__DATA FOR THIS EXERCISE__.

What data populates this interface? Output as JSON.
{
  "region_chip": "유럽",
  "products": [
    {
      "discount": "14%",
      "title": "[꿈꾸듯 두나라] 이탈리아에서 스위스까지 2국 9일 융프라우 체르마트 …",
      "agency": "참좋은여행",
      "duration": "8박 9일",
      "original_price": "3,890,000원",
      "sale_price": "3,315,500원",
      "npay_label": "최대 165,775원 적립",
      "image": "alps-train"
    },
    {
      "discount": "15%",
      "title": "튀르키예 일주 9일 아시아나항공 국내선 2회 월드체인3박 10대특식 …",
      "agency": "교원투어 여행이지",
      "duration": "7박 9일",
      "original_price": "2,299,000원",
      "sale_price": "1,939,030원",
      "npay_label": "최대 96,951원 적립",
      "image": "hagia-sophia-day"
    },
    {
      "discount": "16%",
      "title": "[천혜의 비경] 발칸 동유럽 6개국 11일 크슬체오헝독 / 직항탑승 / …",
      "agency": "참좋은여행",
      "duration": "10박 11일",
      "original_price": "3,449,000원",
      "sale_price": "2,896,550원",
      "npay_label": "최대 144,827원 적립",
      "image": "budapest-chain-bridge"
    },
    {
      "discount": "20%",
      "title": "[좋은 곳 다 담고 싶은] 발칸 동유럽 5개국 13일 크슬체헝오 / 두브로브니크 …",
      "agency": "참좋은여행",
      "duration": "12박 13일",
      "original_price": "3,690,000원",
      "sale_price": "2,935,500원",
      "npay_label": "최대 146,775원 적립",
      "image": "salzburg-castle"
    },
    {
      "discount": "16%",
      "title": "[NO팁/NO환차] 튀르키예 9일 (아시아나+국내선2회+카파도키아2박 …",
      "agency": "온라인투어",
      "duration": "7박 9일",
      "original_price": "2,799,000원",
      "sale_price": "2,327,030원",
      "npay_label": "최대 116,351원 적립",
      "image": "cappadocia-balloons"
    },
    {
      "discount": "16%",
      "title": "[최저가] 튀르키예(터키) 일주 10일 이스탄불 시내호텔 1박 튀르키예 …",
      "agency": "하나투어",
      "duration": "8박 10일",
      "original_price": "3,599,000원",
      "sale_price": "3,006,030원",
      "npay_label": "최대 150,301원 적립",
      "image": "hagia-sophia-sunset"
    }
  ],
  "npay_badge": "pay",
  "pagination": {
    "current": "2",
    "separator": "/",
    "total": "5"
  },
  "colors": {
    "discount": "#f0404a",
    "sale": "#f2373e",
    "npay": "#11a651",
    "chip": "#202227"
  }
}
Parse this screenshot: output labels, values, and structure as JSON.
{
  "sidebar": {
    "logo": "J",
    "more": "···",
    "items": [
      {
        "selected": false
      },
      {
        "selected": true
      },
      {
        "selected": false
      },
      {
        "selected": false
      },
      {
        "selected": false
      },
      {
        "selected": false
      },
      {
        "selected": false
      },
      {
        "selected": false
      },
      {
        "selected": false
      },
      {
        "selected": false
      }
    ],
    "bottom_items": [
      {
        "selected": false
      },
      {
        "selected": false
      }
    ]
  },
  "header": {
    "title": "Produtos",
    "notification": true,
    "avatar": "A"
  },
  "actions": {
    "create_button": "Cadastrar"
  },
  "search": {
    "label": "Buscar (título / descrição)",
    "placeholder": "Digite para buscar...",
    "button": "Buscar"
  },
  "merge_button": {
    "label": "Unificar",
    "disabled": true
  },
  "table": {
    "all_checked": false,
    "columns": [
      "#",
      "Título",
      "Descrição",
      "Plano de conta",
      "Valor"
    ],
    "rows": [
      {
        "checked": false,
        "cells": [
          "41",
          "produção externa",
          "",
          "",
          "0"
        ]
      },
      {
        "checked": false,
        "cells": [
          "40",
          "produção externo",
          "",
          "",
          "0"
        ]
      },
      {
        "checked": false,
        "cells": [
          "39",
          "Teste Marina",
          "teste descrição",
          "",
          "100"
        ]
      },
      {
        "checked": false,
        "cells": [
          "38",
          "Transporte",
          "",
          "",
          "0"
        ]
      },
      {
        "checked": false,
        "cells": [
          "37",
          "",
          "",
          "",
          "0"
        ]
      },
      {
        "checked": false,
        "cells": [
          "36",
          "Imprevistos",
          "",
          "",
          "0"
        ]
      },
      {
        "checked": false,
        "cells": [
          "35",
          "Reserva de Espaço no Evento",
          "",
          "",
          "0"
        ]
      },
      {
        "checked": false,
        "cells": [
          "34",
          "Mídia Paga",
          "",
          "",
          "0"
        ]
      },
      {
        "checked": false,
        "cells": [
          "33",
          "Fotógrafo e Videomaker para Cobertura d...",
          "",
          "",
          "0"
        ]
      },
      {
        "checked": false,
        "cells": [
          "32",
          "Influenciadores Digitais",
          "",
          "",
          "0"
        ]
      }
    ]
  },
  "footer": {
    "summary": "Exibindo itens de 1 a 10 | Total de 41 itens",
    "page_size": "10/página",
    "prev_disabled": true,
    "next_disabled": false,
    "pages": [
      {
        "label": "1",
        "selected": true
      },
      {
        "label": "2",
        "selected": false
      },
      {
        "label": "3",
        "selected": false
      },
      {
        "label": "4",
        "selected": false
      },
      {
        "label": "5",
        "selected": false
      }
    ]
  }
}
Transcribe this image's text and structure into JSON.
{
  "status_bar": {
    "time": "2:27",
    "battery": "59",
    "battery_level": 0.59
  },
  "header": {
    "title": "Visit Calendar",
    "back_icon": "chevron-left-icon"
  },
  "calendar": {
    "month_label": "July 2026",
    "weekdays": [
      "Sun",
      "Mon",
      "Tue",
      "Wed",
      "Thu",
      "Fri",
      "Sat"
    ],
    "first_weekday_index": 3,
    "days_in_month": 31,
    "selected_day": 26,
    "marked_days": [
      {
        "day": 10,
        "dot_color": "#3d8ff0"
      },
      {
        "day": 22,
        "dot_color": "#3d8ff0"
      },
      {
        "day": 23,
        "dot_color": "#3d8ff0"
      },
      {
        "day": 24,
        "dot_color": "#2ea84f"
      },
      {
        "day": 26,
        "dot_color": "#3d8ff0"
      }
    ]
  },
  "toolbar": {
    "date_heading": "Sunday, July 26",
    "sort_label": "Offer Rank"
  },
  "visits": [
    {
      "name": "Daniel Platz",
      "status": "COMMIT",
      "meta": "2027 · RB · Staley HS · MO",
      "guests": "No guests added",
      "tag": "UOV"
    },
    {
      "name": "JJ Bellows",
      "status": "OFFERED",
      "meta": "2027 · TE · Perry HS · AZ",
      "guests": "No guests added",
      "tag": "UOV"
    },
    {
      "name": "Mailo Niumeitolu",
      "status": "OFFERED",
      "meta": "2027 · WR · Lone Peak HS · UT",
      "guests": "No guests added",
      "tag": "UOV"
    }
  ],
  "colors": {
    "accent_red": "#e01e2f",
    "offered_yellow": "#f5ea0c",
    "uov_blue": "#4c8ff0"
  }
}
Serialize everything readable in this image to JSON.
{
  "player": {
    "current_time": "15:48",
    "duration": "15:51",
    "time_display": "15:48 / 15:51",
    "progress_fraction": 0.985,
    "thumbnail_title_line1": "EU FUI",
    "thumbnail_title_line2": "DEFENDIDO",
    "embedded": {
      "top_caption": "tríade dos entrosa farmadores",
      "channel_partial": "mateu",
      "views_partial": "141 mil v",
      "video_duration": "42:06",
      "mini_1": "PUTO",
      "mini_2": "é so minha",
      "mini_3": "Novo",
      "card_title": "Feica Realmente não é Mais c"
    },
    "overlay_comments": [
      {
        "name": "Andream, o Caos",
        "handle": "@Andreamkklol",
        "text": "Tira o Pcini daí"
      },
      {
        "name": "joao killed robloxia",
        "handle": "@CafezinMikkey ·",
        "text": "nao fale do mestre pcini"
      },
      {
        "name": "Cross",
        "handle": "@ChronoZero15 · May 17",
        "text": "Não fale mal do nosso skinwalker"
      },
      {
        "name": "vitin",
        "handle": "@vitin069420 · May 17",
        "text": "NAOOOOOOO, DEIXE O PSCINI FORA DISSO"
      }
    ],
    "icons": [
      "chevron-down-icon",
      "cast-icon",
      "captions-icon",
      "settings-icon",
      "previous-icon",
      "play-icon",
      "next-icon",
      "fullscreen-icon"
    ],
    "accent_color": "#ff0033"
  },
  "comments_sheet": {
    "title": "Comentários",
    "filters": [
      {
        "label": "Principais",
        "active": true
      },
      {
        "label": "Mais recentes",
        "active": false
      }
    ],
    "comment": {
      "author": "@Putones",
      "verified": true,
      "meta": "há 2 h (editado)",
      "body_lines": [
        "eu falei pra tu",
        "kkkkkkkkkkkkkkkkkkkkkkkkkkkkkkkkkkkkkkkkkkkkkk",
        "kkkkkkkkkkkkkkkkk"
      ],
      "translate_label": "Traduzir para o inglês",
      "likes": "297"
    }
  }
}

__WHAT IS BEING ASKED__. Select all lines in the listing that include the word "July".

__REPLY TO THE EXERCISE__.
    "month_label": "July 2026",
    "date_heading": "Sunday, July 26",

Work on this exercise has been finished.